Job> Omit the pictures from the entries below and retype everything else exactly.

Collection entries

----------------------------------------

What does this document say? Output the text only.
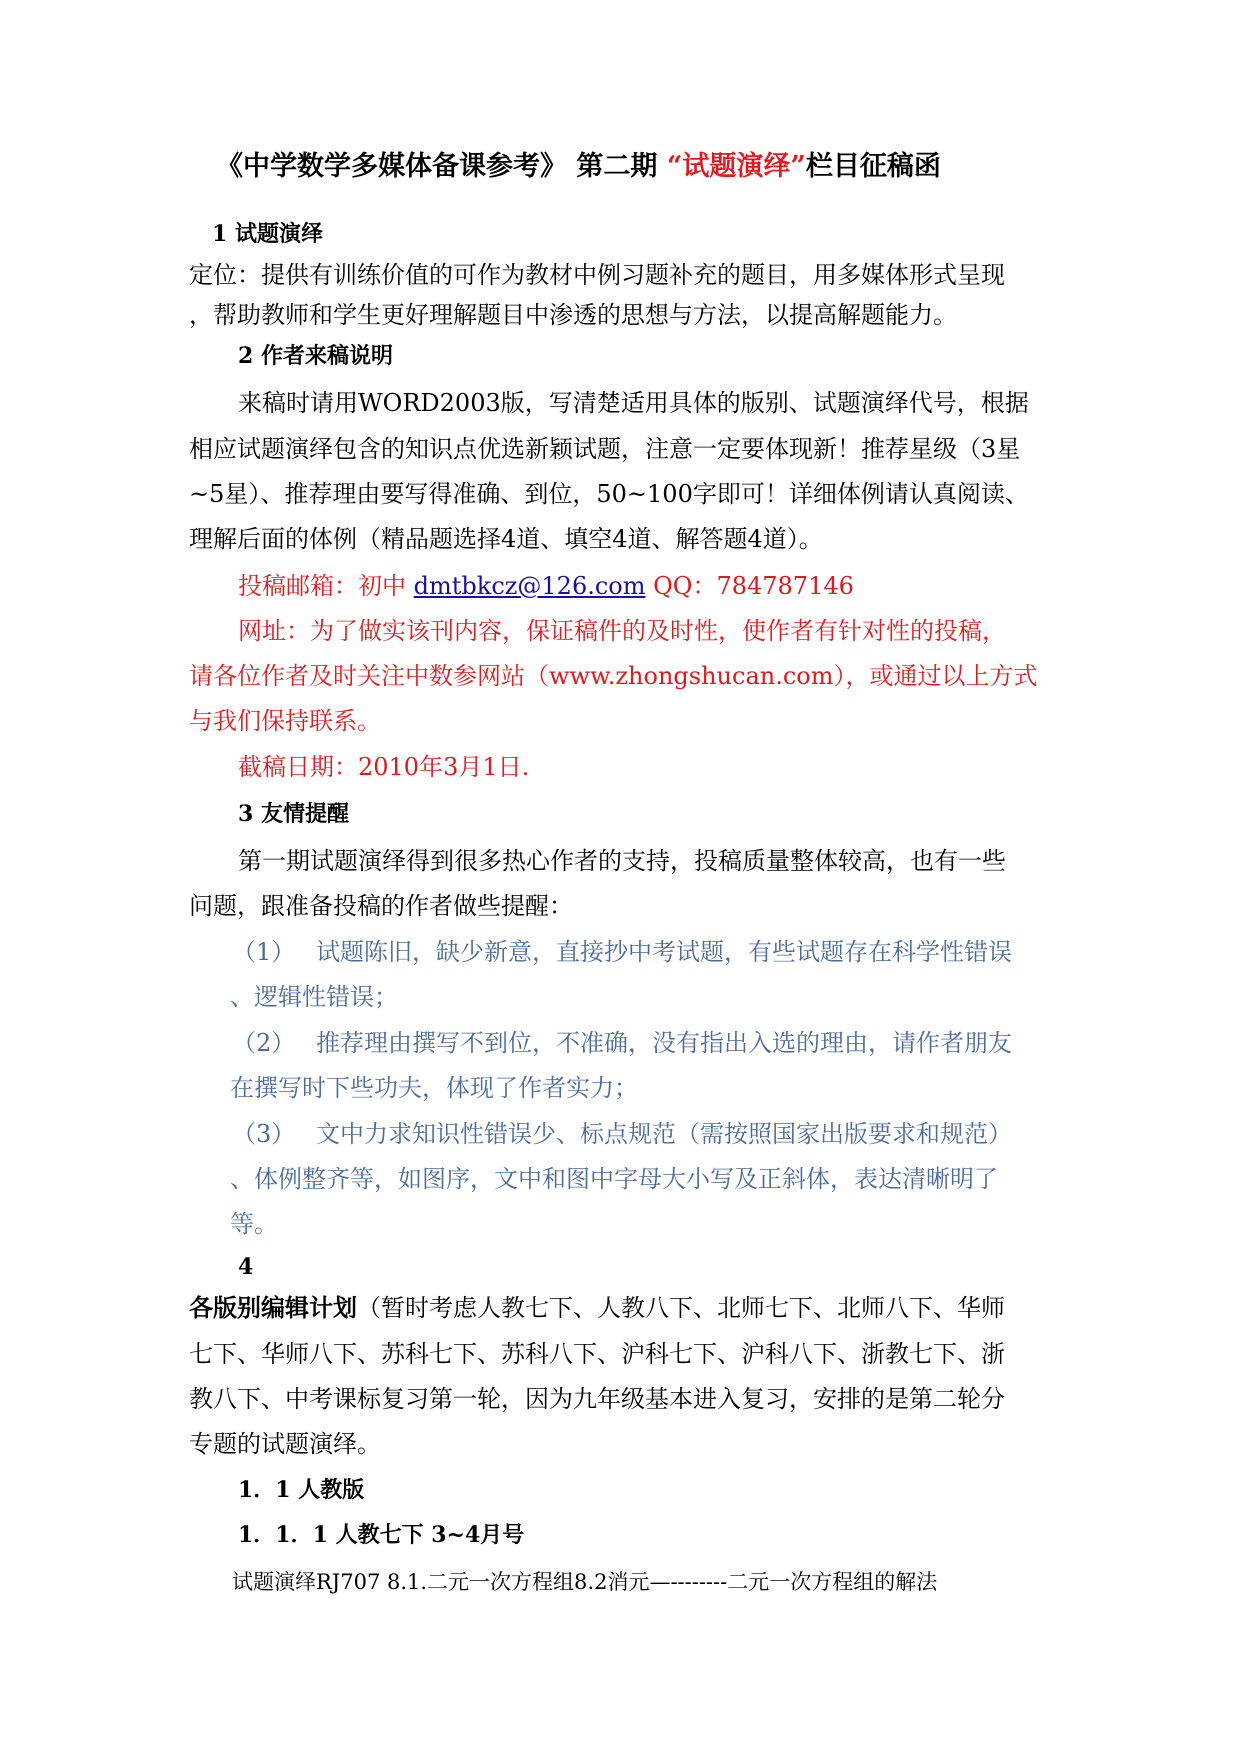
《中学数学多媒体备课参考》 第二期 “试题演绎”栏目征稿函
1 试题演绎
定位：提供有训练价值的可作为教材中例习题补充的题目，用多媒体形式呈现
，帮助教师和学生更好理解题目中渗透的思想与方法，以提高解题能力。
2 作者来稿说明
来稿时请用WORD2003版，写清楚适用具体的版别、试题演绎代号，根据
相应试题演绎包含的知识点优选新颖试题，注意一定要体现新！推荐星级（3星
~5星）、推荐理由要写得准确、到位，50~100字即可！详细体例请认真阅读、
理解后面的体例（精品题选择4道、填空4道、解答题4道）。
投稿邮箱：初中 dmtbkcz@126.com QQ：784787146
网址：为了做实该刊内容，保证稿件的及时性，使作者有针对性的投稿，
请各位作者及时关注中数参网站（www.zhongshucan.com），或通过以上方式
与我们保持联系。
截稿日期：2010年3月1日.
3 友情提醒
第一期试题演绎得到很多热心作者的支持，投稿质量整体较高，也有一些
问题，跟准备投稿的作者做些提醒：
（1） 试题陈旧，缺少新意，直接抄中考试题，有些试题存在科学性错误
、逻辑性错误；
（2） 推荐理由撰写不到位，不准确，没有指出入选的理由，请作者朋友
在撰写时下些功夫，体现了作者实力；
（3） 文中力求知识性错误少、标点规范（需按照国家出版要求和规范）
、体例整齐等，如图序，文中和图中字母大小写及正斜体，表达清晰明了
等。
4
各版别编辑计划（暂时考虑人教七下、人教八下、北师七下、北师八下、华师
七下、华师八下、苏科七下、苏科八下、沪科七下、沪科八下、浙教七下、浙
教八下、中考课标复习第一轮，因为九年级基本进入复习，安排的是第二轮分
专题的试题演绎。
1．1 人教版
1．1．1 人教七下 3~4月号
试题演绎RJ707 8.1.二元一次方程组8.2消元—--------二元一次方程组的解法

----------------------------------------

Result for this exercise>
What does this document say? Output the text only.
《中学数学多媒体备课参考》 第二期 “试题演绎”栏目征稿函
1 试题演绎
定位：提供有训练价值的可作为教材中例习题补充的题目，用多媒体形式呈现
，帮助教师和学生更好理解题目中渗透的思想与方法，以提高解题能力。
2 作者来稿说明
来稿时请用WORD2003版，写清楚适用具体的版别、试题演绎代号，根据
相应试题演绎包含的知识点优选新颖试题，注意一定要体现新！推荐星级（3星
~5星）、推荐理由要写得准确、到位，50~100字即可！详细体例请认真阅读、
理解后面的体例（精品题选择4道、填空4道、解答题4道）。
投稿邮箱：初中 dmtbkcz@126.com QQ：784787146
网址：为了做实该刊内容，保证稿件的及时性，使作者有针对性的投稿，
请各位作者及时关注中数参网站（www.zhongshucan.com），或通过以上方式
与我们保持联系。
截稿日期：2010年3月1日.
3 友情提醒
第一期试题演绎得到很多热心作者的支持，投稿质量整体较高，也有一些
问题，跟准备投稿的作者做些提醒：
（1） 试题陈旧，缺少新意，直接抄中考试题，有些试题存在科学性错误
、逻辑性错误；
（2） 推荐理由撰写不到位，不准确，没有指出入选的理由，请作者朋友
在撰写时下些功夫，体现了作者实力；
（3） 文中力求知识性错误少、标点规范（需按照国家出版要求和规范）
、体例整齐等，如图序，文中和图中字母大小写及正斜体，表达清晰明了
等。
4
各版别编辑计划（暂时考虑人教七下、人教八下、北师七下、北师八下、华师
七下、华师八下、苏科七下、苏科八下、沪科七下、沪科八下、浙教七下、浙
教八下、中考课标复习第一轮，因为九年级基本进入复习，安排的是第二轮分
专题的试题演绎。
1．1 人教版
1．1．1 人教七下 3~4月号
试题演绎RJ707 8.1.二元一次方程组8.2消元—--------二元一次方程组的解法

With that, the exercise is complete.